抜粋本文:
================

特定の在留資格のもと既に日本で活動している外国人は、原則、在留資格変更許可申請をします。

在留期間
永住者を除く全ての在留資格に在留期間が設定されています。
在留期間は、申請した在留資格と申請者の状況に応じて、入管が決定します。
経営・管理では5年、3年、1年、4ヶ月、3ヶ月のうちのいずれかが、状況に応じて決定されます。
同じ活動内容でその後も日本で滞在する場合には、在留期間更新許可申請をします。在留期間満了日の3ヶ月前から満了日までに手続きをして下さい。
>> 在留期間更新申請
在留期間中、転職などで契約機関・所属機関の変更がある場合
>> 在留資格変更許可申請
在留カードをもつ外国人が旅行などで一時的に日本を出国し、再度入国する場合には再入国許可もしくはみなし再入国許可が必要です。
>> 再入国許可申請
高度専門職(ハ)のポイント計算表でポイントが70点以上の場合、永住申請ができる可能性があります。
>> 永住者(永住許可申請)

基本的な必要書類
以下は入管が基本的に求めている書類の一例です。
申請人の状況・事案に応じて、申請人の経歴や事業を立証する資料を提出する必要があります。事業形態や役員構成の内容などに応じて、どういった書類で立証できるのかを検討しながら、準備しなければなりません。

================

取り組む課題:
a. 在留資格に関する文章で、経営・管理の在留期間として挙げられている期間は何ですか。すべて答えてください。
b. 在留資格に関する文章を、最後の文のあとから書き継いでください。

対象データ:

================

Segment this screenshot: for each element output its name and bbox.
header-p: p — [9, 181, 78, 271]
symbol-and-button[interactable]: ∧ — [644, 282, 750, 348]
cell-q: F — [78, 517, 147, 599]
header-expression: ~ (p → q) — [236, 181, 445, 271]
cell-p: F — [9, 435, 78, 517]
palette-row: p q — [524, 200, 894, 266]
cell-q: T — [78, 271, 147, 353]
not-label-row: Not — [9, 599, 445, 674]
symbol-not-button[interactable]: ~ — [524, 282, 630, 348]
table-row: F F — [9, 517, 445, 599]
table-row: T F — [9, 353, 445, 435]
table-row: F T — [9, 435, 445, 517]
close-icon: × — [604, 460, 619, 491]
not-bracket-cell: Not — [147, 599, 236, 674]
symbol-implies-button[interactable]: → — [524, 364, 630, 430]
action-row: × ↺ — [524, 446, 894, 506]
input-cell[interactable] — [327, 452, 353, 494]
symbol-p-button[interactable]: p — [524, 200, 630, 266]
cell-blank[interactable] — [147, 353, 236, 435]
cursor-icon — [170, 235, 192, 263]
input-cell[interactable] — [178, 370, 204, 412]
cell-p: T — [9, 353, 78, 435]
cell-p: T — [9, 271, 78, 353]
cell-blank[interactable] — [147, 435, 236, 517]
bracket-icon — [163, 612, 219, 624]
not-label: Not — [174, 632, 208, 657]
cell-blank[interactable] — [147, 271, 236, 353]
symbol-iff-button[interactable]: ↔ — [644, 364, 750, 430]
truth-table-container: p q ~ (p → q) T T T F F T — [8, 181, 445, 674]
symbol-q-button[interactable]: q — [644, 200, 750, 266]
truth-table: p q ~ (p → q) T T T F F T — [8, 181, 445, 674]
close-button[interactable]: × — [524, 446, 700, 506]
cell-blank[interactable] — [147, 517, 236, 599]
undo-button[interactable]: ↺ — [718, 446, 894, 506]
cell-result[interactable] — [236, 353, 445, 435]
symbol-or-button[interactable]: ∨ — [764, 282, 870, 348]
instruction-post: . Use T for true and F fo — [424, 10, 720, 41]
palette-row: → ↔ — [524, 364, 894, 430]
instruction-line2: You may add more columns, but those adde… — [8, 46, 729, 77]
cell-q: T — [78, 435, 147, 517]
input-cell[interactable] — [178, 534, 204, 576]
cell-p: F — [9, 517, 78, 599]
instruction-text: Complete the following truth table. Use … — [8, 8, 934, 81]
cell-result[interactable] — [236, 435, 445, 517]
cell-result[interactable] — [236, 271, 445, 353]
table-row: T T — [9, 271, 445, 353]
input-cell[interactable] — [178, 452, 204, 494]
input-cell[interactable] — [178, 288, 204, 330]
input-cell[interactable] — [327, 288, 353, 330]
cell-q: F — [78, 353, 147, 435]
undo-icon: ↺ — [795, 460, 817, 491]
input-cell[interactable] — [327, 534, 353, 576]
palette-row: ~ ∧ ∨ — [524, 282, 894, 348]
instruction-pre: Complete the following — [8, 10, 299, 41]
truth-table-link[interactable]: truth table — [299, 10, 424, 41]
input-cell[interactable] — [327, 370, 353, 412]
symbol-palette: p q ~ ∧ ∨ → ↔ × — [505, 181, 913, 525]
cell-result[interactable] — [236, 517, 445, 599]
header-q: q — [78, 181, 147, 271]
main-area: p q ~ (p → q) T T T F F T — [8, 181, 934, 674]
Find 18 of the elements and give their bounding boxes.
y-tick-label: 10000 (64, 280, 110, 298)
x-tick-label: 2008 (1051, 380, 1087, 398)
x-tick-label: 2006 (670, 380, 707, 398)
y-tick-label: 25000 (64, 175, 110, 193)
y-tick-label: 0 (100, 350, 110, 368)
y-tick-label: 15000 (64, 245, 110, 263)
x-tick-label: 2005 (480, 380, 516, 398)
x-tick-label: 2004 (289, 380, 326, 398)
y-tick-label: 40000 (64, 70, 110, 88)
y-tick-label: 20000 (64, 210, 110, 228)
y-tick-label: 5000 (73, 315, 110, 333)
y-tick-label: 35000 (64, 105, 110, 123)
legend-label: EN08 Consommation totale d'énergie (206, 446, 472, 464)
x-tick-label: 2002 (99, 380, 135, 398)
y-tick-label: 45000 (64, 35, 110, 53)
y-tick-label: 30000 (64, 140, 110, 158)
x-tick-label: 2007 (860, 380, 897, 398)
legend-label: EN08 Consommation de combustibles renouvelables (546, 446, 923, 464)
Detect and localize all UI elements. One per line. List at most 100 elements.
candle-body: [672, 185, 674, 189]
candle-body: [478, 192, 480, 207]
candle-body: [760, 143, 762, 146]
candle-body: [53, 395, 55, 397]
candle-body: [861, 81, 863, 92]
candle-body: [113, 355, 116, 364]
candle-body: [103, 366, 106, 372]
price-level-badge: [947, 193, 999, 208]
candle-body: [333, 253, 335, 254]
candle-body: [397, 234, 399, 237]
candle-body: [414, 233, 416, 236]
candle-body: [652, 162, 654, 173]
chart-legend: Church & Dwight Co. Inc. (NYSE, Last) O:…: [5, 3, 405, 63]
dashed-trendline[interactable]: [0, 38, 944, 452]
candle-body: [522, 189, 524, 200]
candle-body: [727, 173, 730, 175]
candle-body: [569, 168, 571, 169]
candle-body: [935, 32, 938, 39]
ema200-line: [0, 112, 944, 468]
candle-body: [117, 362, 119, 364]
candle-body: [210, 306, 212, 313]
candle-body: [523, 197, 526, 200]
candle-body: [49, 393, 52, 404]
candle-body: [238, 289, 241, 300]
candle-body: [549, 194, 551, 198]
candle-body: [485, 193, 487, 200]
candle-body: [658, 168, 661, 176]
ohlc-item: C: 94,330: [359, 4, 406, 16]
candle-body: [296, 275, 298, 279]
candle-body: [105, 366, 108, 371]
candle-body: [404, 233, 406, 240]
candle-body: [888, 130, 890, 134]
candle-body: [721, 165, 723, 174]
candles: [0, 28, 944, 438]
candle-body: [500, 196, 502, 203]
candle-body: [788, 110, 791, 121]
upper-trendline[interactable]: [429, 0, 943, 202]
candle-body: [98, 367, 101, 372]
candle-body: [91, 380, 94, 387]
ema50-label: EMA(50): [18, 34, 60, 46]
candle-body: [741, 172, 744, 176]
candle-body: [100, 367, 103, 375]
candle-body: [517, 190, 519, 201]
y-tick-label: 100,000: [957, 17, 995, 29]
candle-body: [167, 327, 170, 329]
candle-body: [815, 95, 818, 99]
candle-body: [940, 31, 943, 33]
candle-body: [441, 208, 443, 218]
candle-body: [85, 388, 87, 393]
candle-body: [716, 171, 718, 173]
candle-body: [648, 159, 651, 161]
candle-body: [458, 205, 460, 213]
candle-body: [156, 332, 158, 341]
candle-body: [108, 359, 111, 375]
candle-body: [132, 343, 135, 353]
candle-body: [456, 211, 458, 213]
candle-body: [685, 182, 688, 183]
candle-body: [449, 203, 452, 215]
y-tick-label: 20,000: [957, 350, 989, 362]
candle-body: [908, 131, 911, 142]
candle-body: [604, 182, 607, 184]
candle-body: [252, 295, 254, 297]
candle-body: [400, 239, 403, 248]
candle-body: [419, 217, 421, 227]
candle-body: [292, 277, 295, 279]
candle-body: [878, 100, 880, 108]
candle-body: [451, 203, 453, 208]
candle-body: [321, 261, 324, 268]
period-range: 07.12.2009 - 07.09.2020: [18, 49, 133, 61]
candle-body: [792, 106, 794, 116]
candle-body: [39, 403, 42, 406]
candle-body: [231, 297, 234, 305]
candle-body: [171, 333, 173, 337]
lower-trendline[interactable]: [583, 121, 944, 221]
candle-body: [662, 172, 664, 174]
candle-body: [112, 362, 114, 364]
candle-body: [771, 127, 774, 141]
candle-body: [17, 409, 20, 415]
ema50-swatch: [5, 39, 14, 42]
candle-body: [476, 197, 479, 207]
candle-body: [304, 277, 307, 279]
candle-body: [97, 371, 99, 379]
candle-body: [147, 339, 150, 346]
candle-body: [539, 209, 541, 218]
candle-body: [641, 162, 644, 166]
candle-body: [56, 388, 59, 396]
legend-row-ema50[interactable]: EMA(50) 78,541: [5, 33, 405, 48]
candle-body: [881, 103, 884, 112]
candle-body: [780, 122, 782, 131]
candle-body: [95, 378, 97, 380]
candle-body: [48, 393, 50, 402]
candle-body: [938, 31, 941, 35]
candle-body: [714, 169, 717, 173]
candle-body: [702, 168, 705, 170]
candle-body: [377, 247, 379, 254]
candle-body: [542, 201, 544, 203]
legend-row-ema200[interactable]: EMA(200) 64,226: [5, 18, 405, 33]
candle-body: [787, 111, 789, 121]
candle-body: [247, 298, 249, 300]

================

解答一覧:
a. 5年、3年、1年、4ヶ月、3ヶ月

b.
審査中、入管がさらに確認が必要とした事項がある場合は、入管から追加資料の提出を通知書等で求められます。追加資料の提出には期限が提示されていますので、必ず期限内に回答してください。
認定申請および変更申請の場合
- 申請書
- 申請用写真(提出写真の規格)
- [変更申請時]在留カードおよびパスポートの提示
- 給与所得の源泉徴収票等の法定調書合計表(直近年分)
- 経歴書(学歴および職歴が確認できるもの)
- 日本での活動内容を明らかにする資料:
- [日本法人の役員に就任する場合]役職および役員報酬を証する書類:定款、株主総会議事録、取締役決定書
- [管理者として雇用される場合]雇用契約書
- 事業計画書(専門家の評価を受けたもの)
- 事業内容を明らかにする資料:
- 登記事項証明書
- 法人設立届出書
- [直近年年度の決算を終えている法人]直近年度の決算書
- 申請にあたっての説明書および添付資料:
- [申請人もしくは常勤職員の日本語能力を証明するものとして]日本語能力を証する次のような資料:日本語能力検定試験合格証・認定書、成績表、卒業証明書、学位証明書など
- [常勤職員の雇用を証明するものとして]住民票、賃金台帳など
- [許認可が必要な事業の場合]許可証や免許証、申請中の場合は申請を証する資料
- 事務所用施設の存在を証明する資料:
- 不動産登記事項証明書(所有物件の場合)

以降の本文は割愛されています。